● Text segment
□ □ □ □ □ □ □

But just before Abraham killed his son, with the knife in the air above him, the angel of the Lord (likely Jesus) called to Abraham from heaven and commanded him not to harm his son. God then provided a ram to be sacrificed. Abraham, and Moses writing seven hundred years later, recognized that this prefigured God’s future messianic provision at the same mountain, Mount Moriah, also known as Mount Zion.22

The comparisons between this account and the death of Jesus are many. To help you see them clearly we have listed them:

  • Isaac and Jesus were both sons of a promise that was given many years before their birth.
  • Isaac and Jesus were both born to women who could not have conceived apart from a miracle.
  • Isaac and Jesus were both firstborn sons.
  • Isaac and Jesus were both greatly loved by their father/Father.
  • Isaac and Jesus went to the top of Mount Moriah/Mount Zion.
  • Isaac carried the wood to his own sacrifice, just as Jesus carried his wooden cross to his crucifixion.
  • Isaac and Jesus each willingly laid down their lives to their father/ Father.
  • Isaac’s father and Jesus’ Father both felt the agony of killing an innocent son.
  • Isaac was brought back from the dead figuratively and Jesus was brought back from the dead literally.
  • Isaac points us to Jesus, the Son, and Abraham to the Father in this prophetic portrait of their mutual agony as they partner together to provide substitutionary atonement for all people on this very spot two thousand years later.

Hebrews 11:17-19 says it this way:

By faith Abraham, when he was tested, offered up Isaac, and he who had received the promises was in the act of offering up his only son, of whom it was said, “Through Isaac shall your offspring be named.” He considered that God was able even to raise him from the dead, from which, figuratively speaking, he did receive him back.

After having walked with God for many years and seeing God provide in very difficult situations, Abraham had apparently learned to trust God no matter what. This fact reveals that those in covenant with God can mature and grow in faith. Abraham’s faith in God was so resolute that he believed that even if he killed his son that God, who gave him the son through a miracle, could give him back through yet another miracle.23 After all, Abraham had also lost his wife on two occasions only to see God bring her back to him, and Abraham believed that God would do the same with Isaac because God is always good for his covenant promises.

To summarize the Abrahamic covenant: the human mediator between God and Abraham’s family, the nation of Israel, and the nations of the earth is Abraham. The blessings of the covenant include land, a son, and a nation of people who would bring forth Jesus Christ as the ultimate promised blessing. The condition of enjoying the covenant was obedience to God and “doing righteousness and justice,”24 as God’s people are to be ethical and promote justice on the earth. Like Jesus who would call the church to be a city within the city,25 God commanded his people in the Abrahamic covenant to live as a nation among the nations for the missional purpose of revealing God to the nations through righteousness and justice. The sign of the covenant internally was faith as Abraham believed God, and the sign externally was circumcision, as visible evidence of internal faith. The covenant community took the form of a family and nation that proceeded from that family bringing forth Jesus as the blessing to all nations.

□ □ □ □ □ □ □

● Request A
In the entries, take the part that opens with the line containing "Find all labels, buttons, inputs, and" and closes with the line containing "Point (585, 90, 601, 97)", and recast it as a JSON list of strings, one string per line, with blank lines left out. Omit the pictures.

□ □ □ □ □ □ □

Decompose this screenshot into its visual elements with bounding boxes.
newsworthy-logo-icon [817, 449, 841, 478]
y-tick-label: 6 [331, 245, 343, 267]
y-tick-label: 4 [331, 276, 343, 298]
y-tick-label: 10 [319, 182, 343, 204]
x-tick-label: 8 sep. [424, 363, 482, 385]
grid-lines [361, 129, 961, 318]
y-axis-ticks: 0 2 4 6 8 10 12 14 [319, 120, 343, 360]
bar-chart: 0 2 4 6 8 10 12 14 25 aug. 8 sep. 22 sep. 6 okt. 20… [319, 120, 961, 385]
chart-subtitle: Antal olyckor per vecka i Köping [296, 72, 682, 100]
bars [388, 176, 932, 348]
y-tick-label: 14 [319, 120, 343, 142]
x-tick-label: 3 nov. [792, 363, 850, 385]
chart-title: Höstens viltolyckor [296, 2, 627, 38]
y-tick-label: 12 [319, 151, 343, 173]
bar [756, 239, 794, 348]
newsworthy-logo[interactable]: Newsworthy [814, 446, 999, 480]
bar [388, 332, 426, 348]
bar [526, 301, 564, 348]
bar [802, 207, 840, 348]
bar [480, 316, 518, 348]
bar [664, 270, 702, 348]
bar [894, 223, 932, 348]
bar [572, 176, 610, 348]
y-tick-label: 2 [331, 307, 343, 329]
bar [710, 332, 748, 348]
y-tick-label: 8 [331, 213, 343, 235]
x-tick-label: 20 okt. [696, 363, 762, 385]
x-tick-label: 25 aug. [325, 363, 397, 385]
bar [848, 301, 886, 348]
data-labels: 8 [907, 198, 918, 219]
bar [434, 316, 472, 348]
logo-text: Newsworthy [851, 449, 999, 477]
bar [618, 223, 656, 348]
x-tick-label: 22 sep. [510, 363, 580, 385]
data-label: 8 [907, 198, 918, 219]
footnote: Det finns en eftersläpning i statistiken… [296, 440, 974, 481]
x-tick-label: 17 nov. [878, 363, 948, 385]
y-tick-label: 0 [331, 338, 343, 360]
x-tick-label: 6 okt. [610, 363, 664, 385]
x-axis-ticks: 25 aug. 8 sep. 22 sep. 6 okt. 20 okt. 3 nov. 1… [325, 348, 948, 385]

□ □ □ □ □ □ □

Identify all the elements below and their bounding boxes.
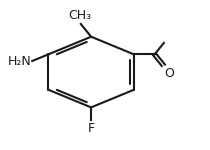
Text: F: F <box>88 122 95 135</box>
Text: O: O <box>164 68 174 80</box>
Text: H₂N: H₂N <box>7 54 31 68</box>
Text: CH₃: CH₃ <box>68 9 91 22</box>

□ □ □ □ □ □ □

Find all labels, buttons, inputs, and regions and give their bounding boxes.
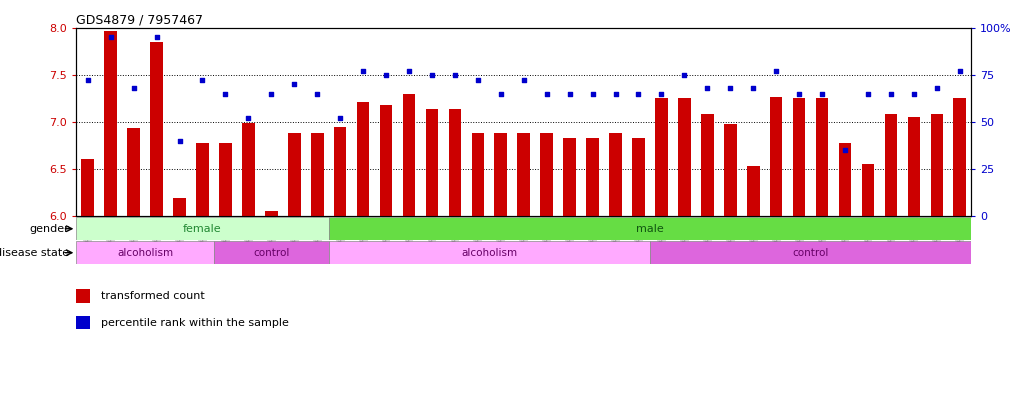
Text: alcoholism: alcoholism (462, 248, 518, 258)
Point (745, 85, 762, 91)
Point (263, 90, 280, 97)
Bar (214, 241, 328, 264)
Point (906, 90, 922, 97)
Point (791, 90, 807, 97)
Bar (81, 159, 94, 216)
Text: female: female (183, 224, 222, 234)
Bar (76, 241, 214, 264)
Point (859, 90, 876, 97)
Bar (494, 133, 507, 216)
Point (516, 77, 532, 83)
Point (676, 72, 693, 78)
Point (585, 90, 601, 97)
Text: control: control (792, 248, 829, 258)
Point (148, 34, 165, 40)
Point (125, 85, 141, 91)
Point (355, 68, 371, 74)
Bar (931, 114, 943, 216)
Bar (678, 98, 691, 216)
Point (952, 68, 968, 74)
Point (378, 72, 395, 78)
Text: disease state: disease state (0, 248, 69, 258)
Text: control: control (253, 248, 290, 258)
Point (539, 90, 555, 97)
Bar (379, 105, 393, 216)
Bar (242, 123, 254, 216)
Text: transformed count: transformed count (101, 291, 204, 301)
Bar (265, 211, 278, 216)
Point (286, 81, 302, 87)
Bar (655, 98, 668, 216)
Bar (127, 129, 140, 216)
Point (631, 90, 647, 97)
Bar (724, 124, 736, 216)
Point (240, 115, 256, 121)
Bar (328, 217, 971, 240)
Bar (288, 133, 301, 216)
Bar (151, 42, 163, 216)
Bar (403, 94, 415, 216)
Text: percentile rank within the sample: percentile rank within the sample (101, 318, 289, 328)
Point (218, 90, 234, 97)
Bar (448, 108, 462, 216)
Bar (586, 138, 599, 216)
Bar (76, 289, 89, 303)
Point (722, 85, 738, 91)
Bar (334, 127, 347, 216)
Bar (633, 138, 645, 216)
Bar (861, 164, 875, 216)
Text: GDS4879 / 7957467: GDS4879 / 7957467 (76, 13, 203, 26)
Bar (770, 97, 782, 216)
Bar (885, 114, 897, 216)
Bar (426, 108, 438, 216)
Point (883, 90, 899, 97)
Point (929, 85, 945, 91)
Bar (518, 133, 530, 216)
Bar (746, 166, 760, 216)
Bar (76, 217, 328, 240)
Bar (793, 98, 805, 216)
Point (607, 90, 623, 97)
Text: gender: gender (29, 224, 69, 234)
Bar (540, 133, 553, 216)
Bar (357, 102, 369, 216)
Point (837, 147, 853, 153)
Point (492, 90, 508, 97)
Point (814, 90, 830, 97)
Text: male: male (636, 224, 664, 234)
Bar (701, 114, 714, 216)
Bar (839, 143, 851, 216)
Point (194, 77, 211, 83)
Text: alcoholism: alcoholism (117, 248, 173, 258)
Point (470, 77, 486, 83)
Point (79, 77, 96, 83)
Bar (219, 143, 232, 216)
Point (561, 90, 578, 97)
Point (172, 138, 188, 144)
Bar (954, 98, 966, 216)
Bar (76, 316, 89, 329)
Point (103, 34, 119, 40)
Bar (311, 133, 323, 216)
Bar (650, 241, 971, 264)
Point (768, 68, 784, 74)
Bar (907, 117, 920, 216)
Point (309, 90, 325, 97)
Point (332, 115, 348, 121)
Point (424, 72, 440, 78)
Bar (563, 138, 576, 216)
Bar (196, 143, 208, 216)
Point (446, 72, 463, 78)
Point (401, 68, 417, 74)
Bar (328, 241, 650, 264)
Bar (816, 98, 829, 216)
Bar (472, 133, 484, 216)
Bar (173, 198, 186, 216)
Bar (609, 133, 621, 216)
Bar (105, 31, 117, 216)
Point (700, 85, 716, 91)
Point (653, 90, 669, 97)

□ □ □ □ □ □ □

● Request B
In the text on the Abrahamic covenant, what was the external sign of the covenant?

● Task response A
[
  "Find all labels, buttons, inputs, and regions and give their bounding boxes.",
  "Text: alcoholism: alcoholism (462, 248, 518, 258)",
  "Point (745, 85, 762, 91)",
  "Point (263, 90, 280, 97)",
  "Bar (214, 241, 328, 264)",
  "Point (906, 90, 922, 97)",
  "Point (791, 90, 807, 97)",
  "Bar (81, 159, 94, 216)",
  "Text: female: female (183, 224, 222, 234)",
  "Bar (76, 241, 214, 264)",
  "Point (859, 90, 876, 97)",
  "Bar (494, 133, 507, 216)",
  "Point (516, 77, 532, 83)",
  "Point (676, 72, 693, 78)",
  "Point (585, 90, 601, 97)"
]

● Task response B
Circumcision, as visible evidence of internal faith.